Your task is to copy every record exactly.

#### GIVEN ENTRIES
______
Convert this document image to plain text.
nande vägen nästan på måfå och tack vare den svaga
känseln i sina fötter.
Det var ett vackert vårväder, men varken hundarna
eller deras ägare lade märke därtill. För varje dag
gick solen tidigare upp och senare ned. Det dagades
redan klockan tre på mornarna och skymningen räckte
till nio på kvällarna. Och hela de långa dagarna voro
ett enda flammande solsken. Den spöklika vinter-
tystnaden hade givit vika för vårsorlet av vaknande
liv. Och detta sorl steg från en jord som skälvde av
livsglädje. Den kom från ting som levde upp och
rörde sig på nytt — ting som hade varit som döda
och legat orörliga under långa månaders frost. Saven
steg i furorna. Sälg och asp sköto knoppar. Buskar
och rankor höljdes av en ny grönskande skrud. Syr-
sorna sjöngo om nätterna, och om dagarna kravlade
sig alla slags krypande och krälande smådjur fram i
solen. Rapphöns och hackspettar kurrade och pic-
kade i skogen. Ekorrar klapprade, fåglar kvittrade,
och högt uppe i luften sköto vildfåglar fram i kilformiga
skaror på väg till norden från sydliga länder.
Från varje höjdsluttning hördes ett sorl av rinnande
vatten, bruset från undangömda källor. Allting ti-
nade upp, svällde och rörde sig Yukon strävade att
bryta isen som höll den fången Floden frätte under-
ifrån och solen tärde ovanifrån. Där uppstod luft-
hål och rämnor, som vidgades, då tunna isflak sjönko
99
______
#### CORRECT ANSWER
Convert this document image to plain text.
nande vägen nästan på måfå och tack vare den svaga
känseln i sina fötter.
Det var ett vackert vårväder, men varken hundarna
eller deras ägare lade märke därtill. För varje dag
gick solen tidigare upp och senare ned. Det dagades
redan klockan tre på mornarna och skymningen räckte
till nio på kvällarna. Och hela de långa dagarna voro
ett enda flammande solsken. Den spöklika vinter-
tystnaden hade givit vika för vårsorlet av vaknande
liv. Och detta sorl steg från en jord som skälvde av
livsglädje. Den kom från ting som levde upp och
rörde sig på nytt — ting som hade varit som döda
och legat orörliga under långa månaders frost. Saven
steg i furorna. Sälg och asp sköto knoppar. Buskar
och rankor höljdes av en ny grönskande skrud. Syr-
sorna sjöngo om nätterna, och om dagarna kravlade
sig alla slags krypande och krälande smådjur fram i
solen. Rapphöns och hackspettar kurrade och pic-
kade i skogen. Ekorrar klapprade, fåglar kvittrade,
och högt uppe i luften sköto vildfåglar fram i kilformiga
skaror på väg till norden från sydliga länder.
Från varje höjdsluttning hördes ett sorl av rinnande
vatten, bruset från undangömda källor. Allting ti-
nade upp, svällde och rörde sig Yukon strävade att
bryta isen som höll den fången Floden frätte under-
ifrån och solen tärde ovanifrån. Där uppstod luft-
hål och rämnor, som vidgades, då tunna isflak sjönko
99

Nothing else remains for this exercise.